* AIM OF THE TASK
Extract all of the entries and give them again, word for word.

======== DATA TO USE ========

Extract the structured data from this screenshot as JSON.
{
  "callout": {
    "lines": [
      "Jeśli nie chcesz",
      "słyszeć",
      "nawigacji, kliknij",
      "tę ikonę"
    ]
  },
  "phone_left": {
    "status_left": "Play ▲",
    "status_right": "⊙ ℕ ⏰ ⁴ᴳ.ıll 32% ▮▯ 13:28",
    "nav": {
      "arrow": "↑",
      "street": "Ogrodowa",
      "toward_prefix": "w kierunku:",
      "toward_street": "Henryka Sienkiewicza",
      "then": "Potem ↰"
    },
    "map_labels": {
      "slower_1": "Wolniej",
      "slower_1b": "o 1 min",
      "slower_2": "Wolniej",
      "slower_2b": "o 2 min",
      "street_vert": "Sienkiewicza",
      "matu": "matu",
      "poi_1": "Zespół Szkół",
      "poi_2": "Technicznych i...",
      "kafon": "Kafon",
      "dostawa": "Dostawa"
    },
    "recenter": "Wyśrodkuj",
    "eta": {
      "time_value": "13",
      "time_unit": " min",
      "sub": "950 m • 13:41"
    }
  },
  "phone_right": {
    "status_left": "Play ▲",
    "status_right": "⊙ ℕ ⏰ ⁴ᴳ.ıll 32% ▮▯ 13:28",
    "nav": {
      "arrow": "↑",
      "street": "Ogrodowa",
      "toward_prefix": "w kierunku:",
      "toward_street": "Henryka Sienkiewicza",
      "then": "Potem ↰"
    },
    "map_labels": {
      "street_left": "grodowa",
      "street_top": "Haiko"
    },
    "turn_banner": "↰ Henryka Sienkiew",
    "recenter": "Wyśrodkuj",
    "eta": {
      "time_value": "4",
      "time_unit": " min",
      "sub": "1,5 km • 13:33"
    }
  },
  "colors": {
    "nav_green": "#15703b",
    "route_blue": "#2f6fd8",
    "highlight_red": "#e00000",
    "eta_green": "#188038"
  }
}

========

* ANSWER TO THIS EXERCISE
Extract the structured data from this screenshot as JSON.
{
  "callout": {
    "lines": [
      "Jeśli nie chcesz",
      "słyszeć",
      "nawigacji, kliknij",
      "tę ikonę"
    ]
  },
  "phone_left": {
    "status_left": "Play ▲",
    "status_right": "⊙ ℕ ⏰ ⁴ᴳ.ıll 32% ▮▯ 13:28",
    "nav": {
      "arrow": "↑",
      "street": "Ogrodowa",
      "toward_prefix": "w kierunku:",
      "toward_street": "Henryka Sienkiewicza",
      "then": "Potem ↰"
    },
    "map_labels": {
      "slower_1": "Wolniej",
      "slower_1b": "o 1 min",
      "slower_2": "Wolniej",
      "slower_2b": "o 2 min",
      "street_vert": "Sienkiewicza",
      "matu": "matu",
      "poi_1": "Zespół Szkół",
      "poi_2": "Technicznych i...",
      "kafon": "Kafon",
      "dostawa": "Dostawa"
    },
    "recenter": "Wyśrodkuj",
    "eta": {
      "time_value": "13",
      "time_unit": " min",
      "sub": "950 m • 13:41"
    }
  },
  "phone_right": {
    "status_left": "Play ▲",
    "status_right": "⊙ ℕ ⏰ ⁴ᴳ.ıll 32% ▮▯ 13:28",
    "nav": {
      "arrow": "↑",
      "street": "Ogrodowa",
      "toward_prefix": "w kierunku:",
      "toward_street": "Henryka Sienkiewicza",
      "then": "Potem ↰"
    },
    "map_labels": {
      "street_left": "grodowa",
      "street_top": "Haiko"
    },
    "turn_banner": "↰ Henryka Sienkiew",
    "recenter": "Wyśrodkuj",
    "eta": {
      "time_value": "4",
      "time_unit": " min",
      "sub": "1,5 km • 13:33"
    }
  },
  "colors": {
    "nav_green": "#15703b",
    "route_blue": "#2f6fd8",
    "highlight_red": "#e00000",
    "eta_green": "#188038"
  }
}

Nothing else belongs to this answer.